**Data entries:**
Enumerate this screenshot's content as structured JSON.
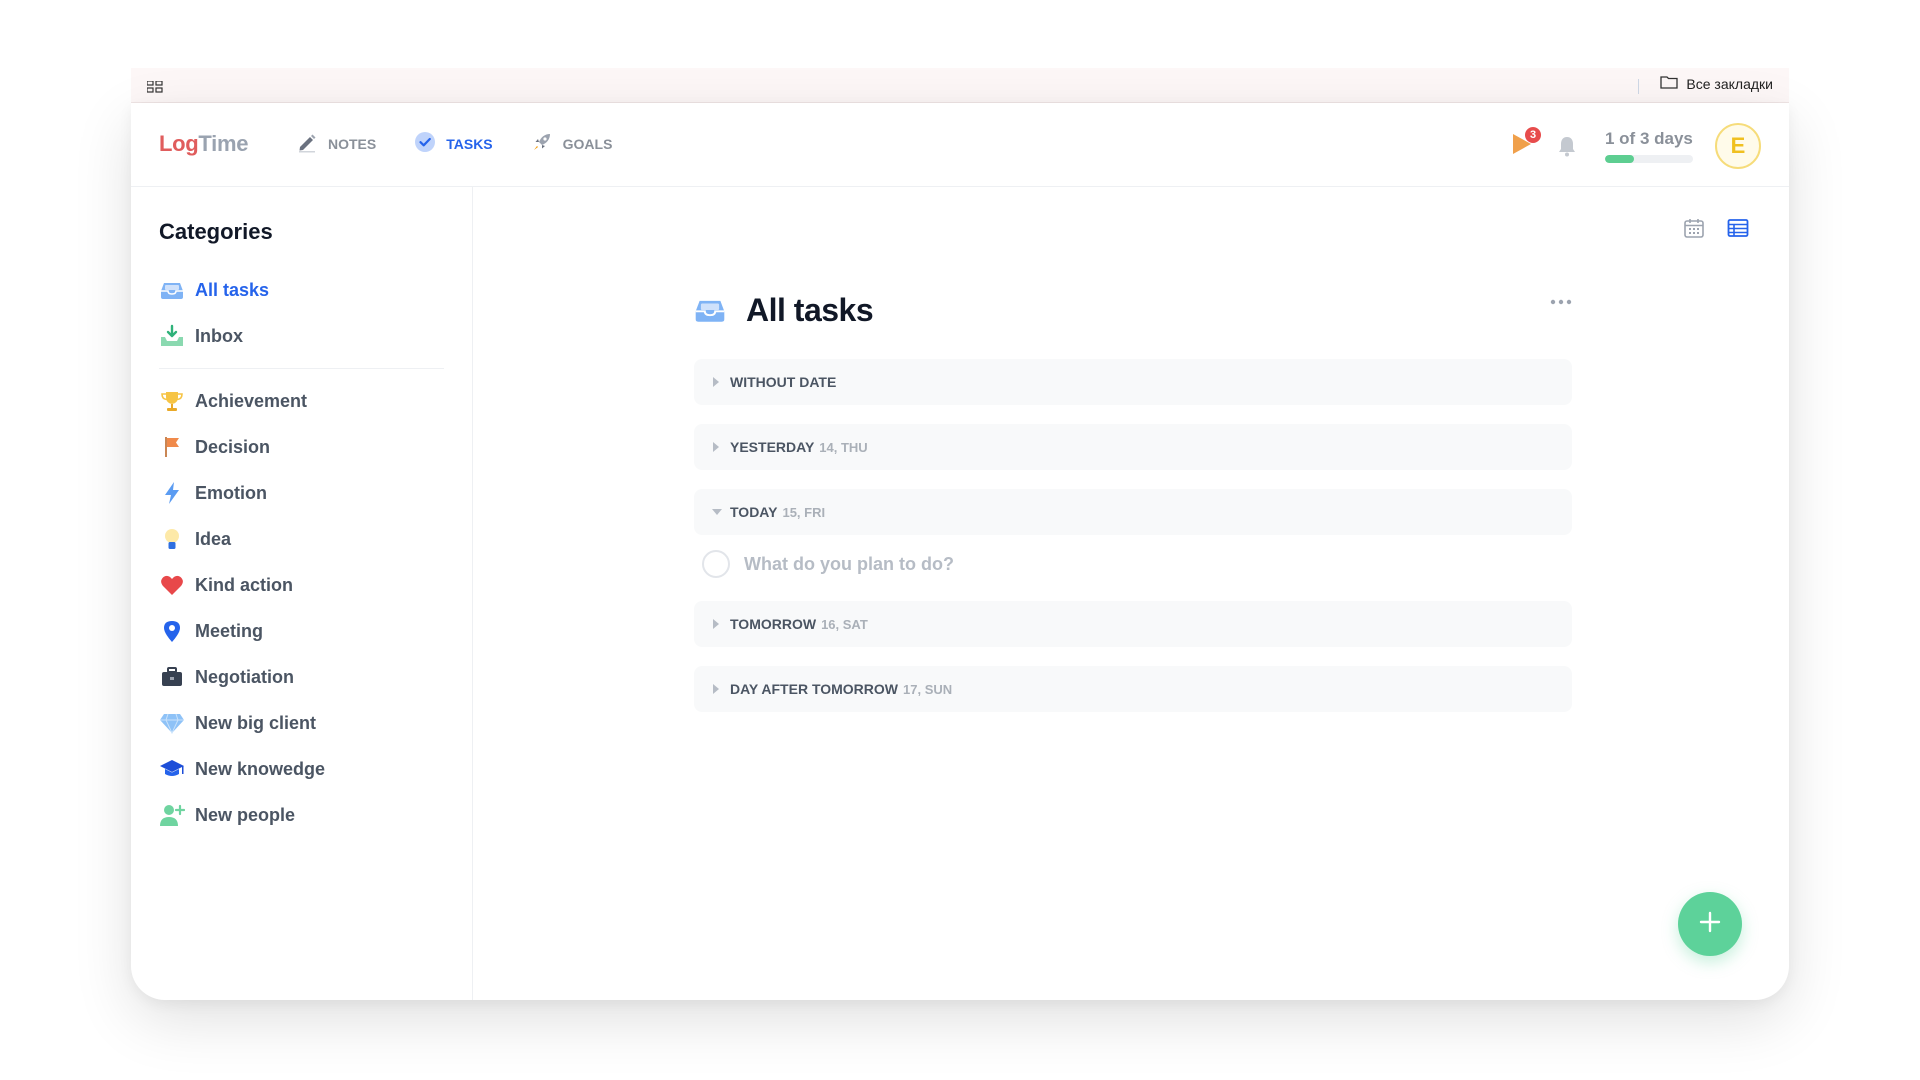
{
  "browser": {
    "all_bookmarks_label": "Все закладки"
  },
  "app": {
    "logo_part1": "Log",
    "logo_part2": "Time"
  },
  "nav": {
    "items": [
      {
        "label": "NOTES",
        "icon": "pencil-icon"
      },
      {
        "label": "TASKS",
        "icon": "check-circle-icon",
        "active": true
      },
      {
        "label": "GOALS",
        "icon": "rocket-icon"
      }
    ]
  },
  "header": {
    "notification_count": "3",
    "trial_text": "1 of 3 days",
    "trial_progress": 0.33,
    "avatar_letter": "E"
  },
  "sidebar": {
    "title": "Categories",
    "items": [
      {
        "label": "All tasks",
        "icon": "tray-icon",
        "active": true
      },
      {
        "label": "Inbox",
        "icon": "inbox-download-icon"
      },
      {
        "label": "Achievement",
        "icon": "trophy-icon"
      },
      {
        "label": "Decision",
        "icon": "flag-icon"
      },
      {
        "label": "Emotion",
        "icon": "lightning-icon"
      },
      {
        "label": "Idea",
        "icon": "lightbulb-icon"
      },
      {
        "label": "Kind action",
        "icon": "heart-icon"
      },
      {
        "label": "Meeting",
        "icon": "location-pin-icon"
      },
      {
        "label": "Negotiation",
        "icon": "briefcase-icon"
      },
      {
        "label": "New big client",
        "icon": "diamond-icon"
      },
      {
        "label": "New knowedge",
        "icon": "graduation-cap-icon"
      },
      {
        "label": "New people",
        "icon": "add-person-icon"
      }
    ]
  },
  "main": {
    "title": "All tasks",
    "groups": [
      {
        "name": "WITHOUT DATE",
        "date": "",
        "expanded": false
      },
      {
        "name": "YESTERDAY",
        "date": "14, THU",
        "expanded": false
      },
      {
        "name": "TODAY",
        "date": "15, FRI",
        "expanded": true
      },
      {
        "name": "TOMORROW",
        "date": "16, SAT",
        "expanded": false
      },
      {
        "name": "DAY AFTER TOMORROW",
        "date": "17, SUN",
        "expanded": false
      }
    ],
    "new_task_placeholder": "What do you plan to do?"
  },
  "colors": {
    "accent": "#2563eb",
    "brand_red": "#e05d5d",
    "success": "#5dd29a"
  }
}
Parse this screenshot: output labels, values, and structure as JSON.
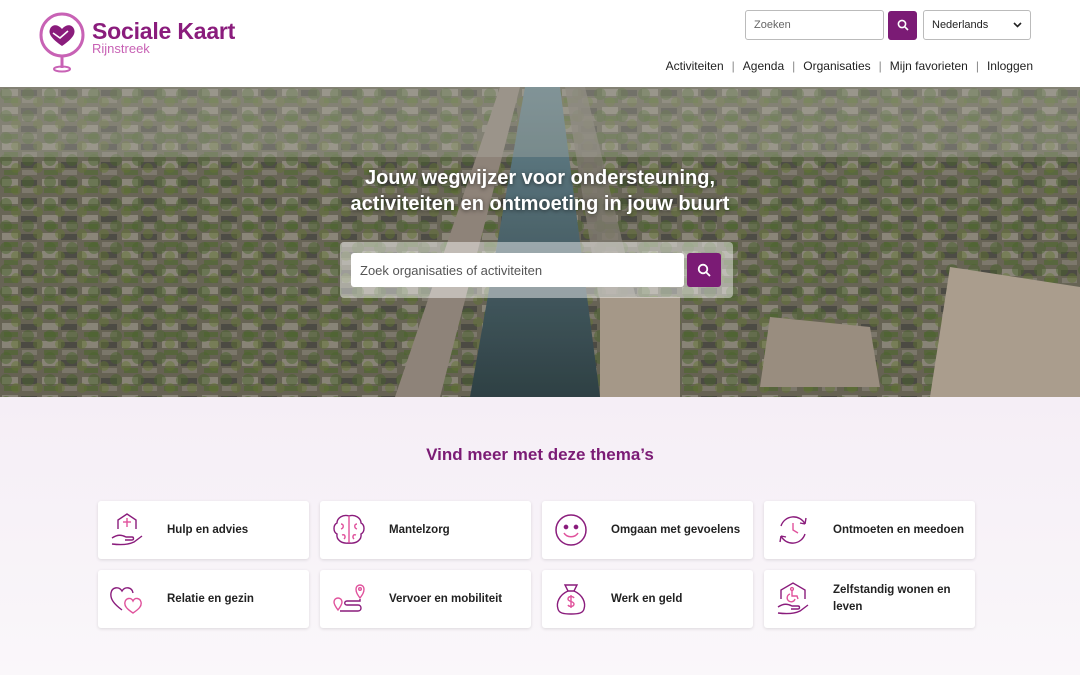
{
  "brand": {
    "title": "Sociale Kaart",
    "subtitle": "Rijnstreek",
    "primary_color": "#7b1b75",
    "accent_color": "#c862b5"
  },
  "header": {
    "search": {
      "placeholder": "Zoeken"
    },
    "language": {
      "selected": "Nederlands"
    },
    "nav": [
      "Activiteiten",
      "Agenda",
      "Organisaties",
      "Mijn favorieten",
      "Inloggen"
    ]
  },
  "hero": {
    "title_line1": "Jouw wegwijzer voor ondersteuning,",
    "title_line2": "activiteiten en ontmoeting in jouw buurt",
    "search_placeholder": "Zoek organisaties of activiteiten"
  },
  "themes": {
    "title": "Vind meer met deze thema’s",
    "items": [
      {
        "label": "Hulp en advies",
        "icon": "hand-house-icon"
      },
      {
        "label": "Mantelzorg",
        "icon": "brain-icon"
      },
      {
        "label": "Omgaan met gevoelens",
        "icon": "smiley-icon"
      },
      {
        "label": "Ontmoeten en meedoen",
        "icon": "clock-cycle-icon"
      },
      {
        "label": "Relatie en gezin",
        "icon": "hearts-icon"
      },
      {
        "label": "Vervoer en mobiliteit",
        "icon": "route-pin-icon"
      },
      {
        "label": "Werk en geld",
        "icon": "money-bag-icon"
      },
      {
        "label": "Zelfstandig wonen en leven",
        "icon": "house-wheelchair-icon"
      }
    ]
  }
}
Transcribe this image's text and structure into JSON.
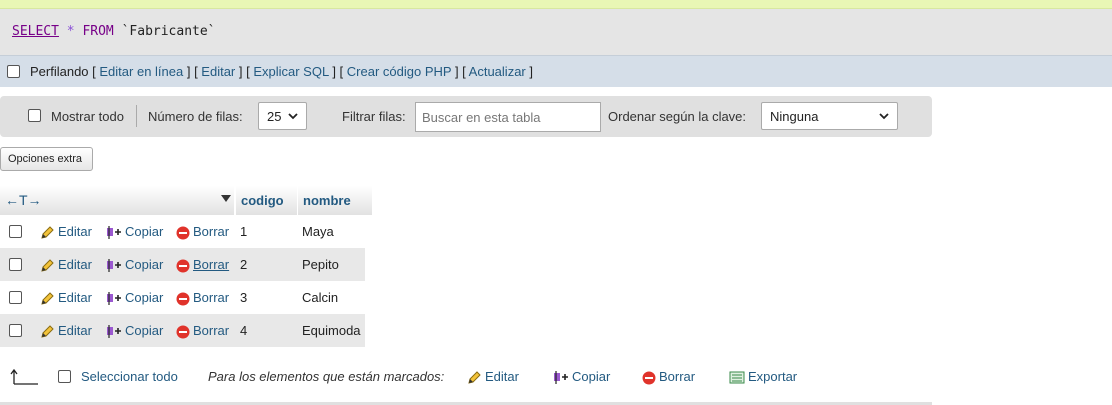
{
  "query": {
    "select": "SELECT",
    "star": "*",
    "from": "FROM",
    "table": "`Fabricante`"
  },
  "profiling": {
    "label": "Perfilando",
    "links": [
      "Editar en línea",
      "Editar",
      "Explicar SQL",
      "Crear código PHP",
      "Actualizar"
    ]
  },
  "nav": {
    "show_all": "Mostrar todo",
    "rows_label": "Número de filas:",
    "rows_value": "25",
    "filter_label": "Filtrar filas:",
    "search_placeholder": "Buscar en esta tabla",
    "sort_label": "Ordenar según la clave:",
    "sort_value": "Ninguna"
  },
  "extra_options": "Opciones extra",
  "table": {
    "arrows": "←T→",
    "columns": [
      "codigo",
      "nombre"
    ],
    "actions": {
      "edit": "Editar",
      "copy": "Copiar",
      "delete": "Borrar"
    },
    "rows": [
      {
        "codigo": "1",
        "nombre": "Maya"
      },
      {
        "codigo": "2",
        "nombre": "Pepito"
      },
      {
        "codigo": "3",
        "nombre": "Calcin"
      },
      {
        "codigo": "4",
        "nombre": "Equimoda"
      }
    ]
  },
  "footer": {
    "select_all": "Seleccionar todo",
    "with_selected": "Para los elementos que están marcados:",
    "edit": "Editar",
    "copy": "Copiar",
    "delete": "Borrar",
    "export": "Exportar"
  }
}
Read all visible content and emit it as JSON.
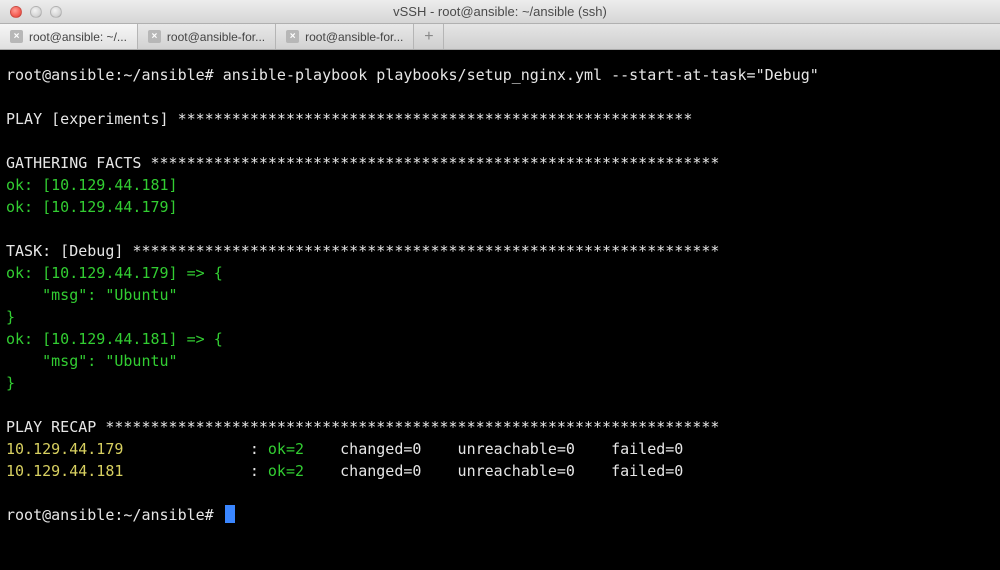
{
  "window": {
    "title": "vSSH - root@ansible: ~/ansible (ssh)"
  },
  "tabs": {
    "items": [
      {
        "label": "root@ansible: ~/...",
        "active": true
      },
      {
        "label": "root@ansible-for...",
        "active": false
      },
      {
        "label": "root@ansible-for...",
        "active": false
      }
    ],
    "new_tab_glyph": "+"
  },
  "terminal": {
    "prompt1": "root@ansible:~/ansible# ",
    "command": "ansible-playbook playbooks/setup_nginx.yml --start-at-task=\"Debug\"",
    "play_label": "PLAY [experiments] ",
    "play_stars": "*********************************************************",
    "gather_label": "GATHERING FACTS ",
    "gather_stars": "***************************************************************",
    "gather_ok1": "ok: [10.129.44.181]",
    "gather_ok2": "ok: [10.129.44.179]",
    "task_label": "TASK: [Debug] ",
    "task_stars": "*****************************************************************",
    "task_block1_l1": "ok: [10.129.44.179] => {",
    "task_block1_l2": "    \"msg\": \"Ubuntu\"",
    "task_block1_l3": "}",
    "task_block2_l1": "ok: [10.129.44.181] => {",
    "task_block2_l2": "    \"msg\": \"Ubuntu\"",
    "task_block2_l3": "}",
    "recap_label": "PLAY RECAP ",
    "recap_stars": "********************************************************************",
    "recap_row1_host": "10.129.44.179",
    "recap_row1_sep": "              : ",
    "recap_row1_ok": "ok=2",
    "recap_row1_rest": "    changed=0    unreachable=0    failed=0",
    "recap_row2_host": "10.129.44.181",
    "recap_row2_sep": "              : ",
    "recap_row2_ok": "ok=2",
    "recap_row2_rest": "    changed=0    unreachable=0    failed=0",
    "prompt2": "root@ansible:~/ansible# "
  }
}
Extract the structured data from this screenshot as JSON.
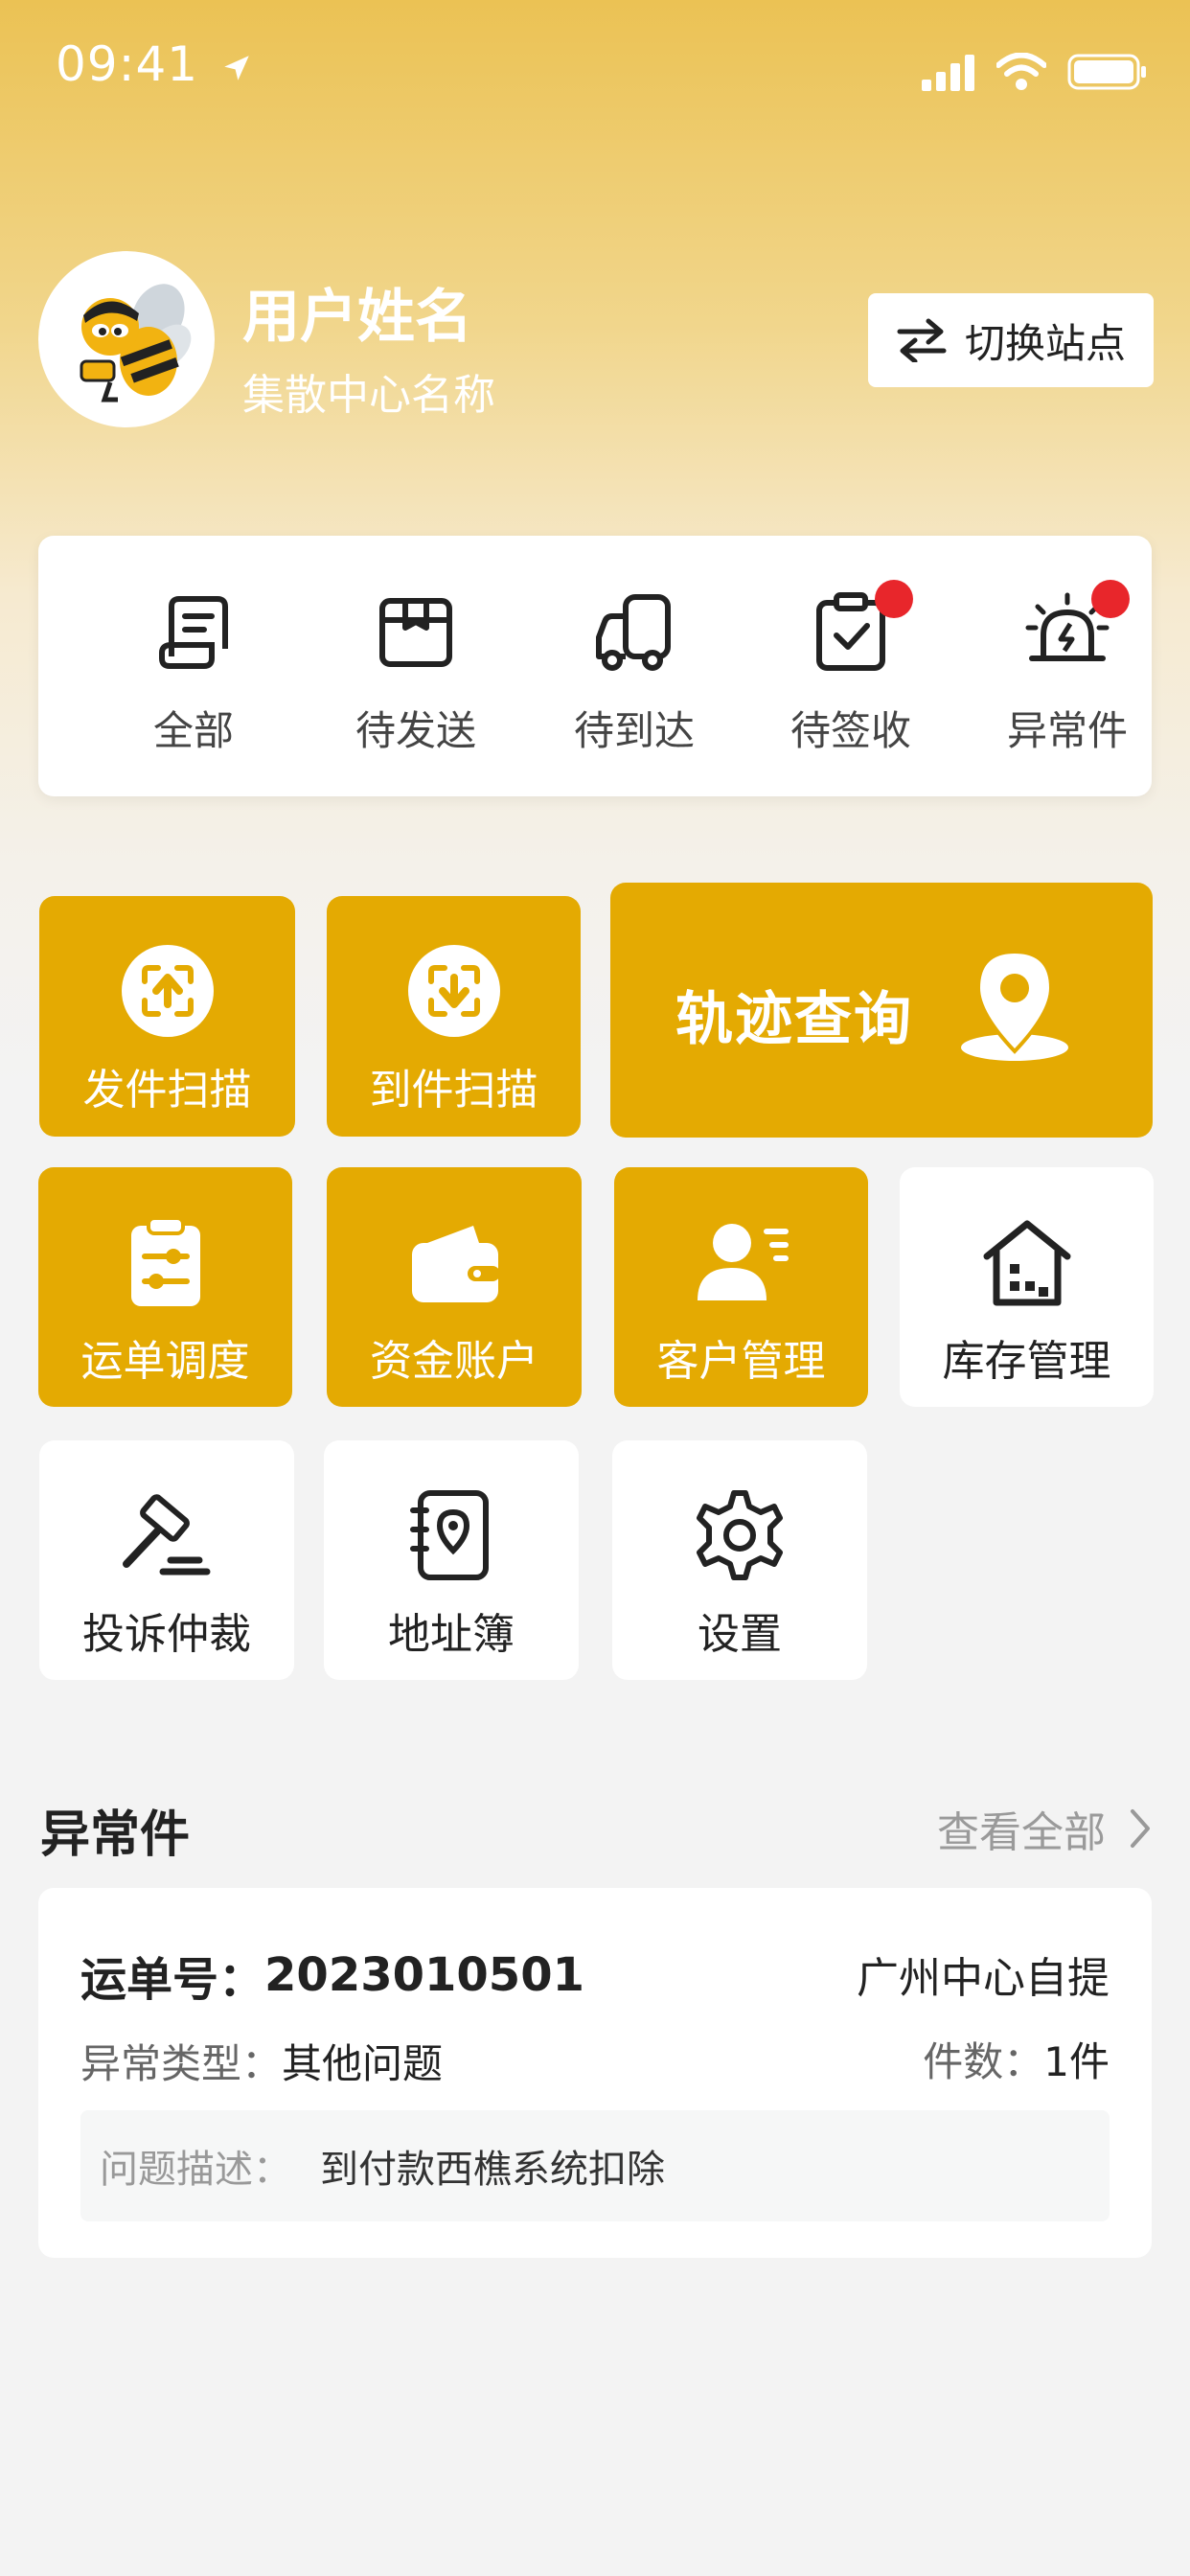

**Aim of the exercise:** Take each line of the material that contains the word "name" and list it.

**Full solution:**
        "name": "WITHOUT DATE",
        "name": "YESTERDAY",
        "name": "TODAY",
        "name": "TOMORROW",
        "name": "DAY AFTER TOMORROW",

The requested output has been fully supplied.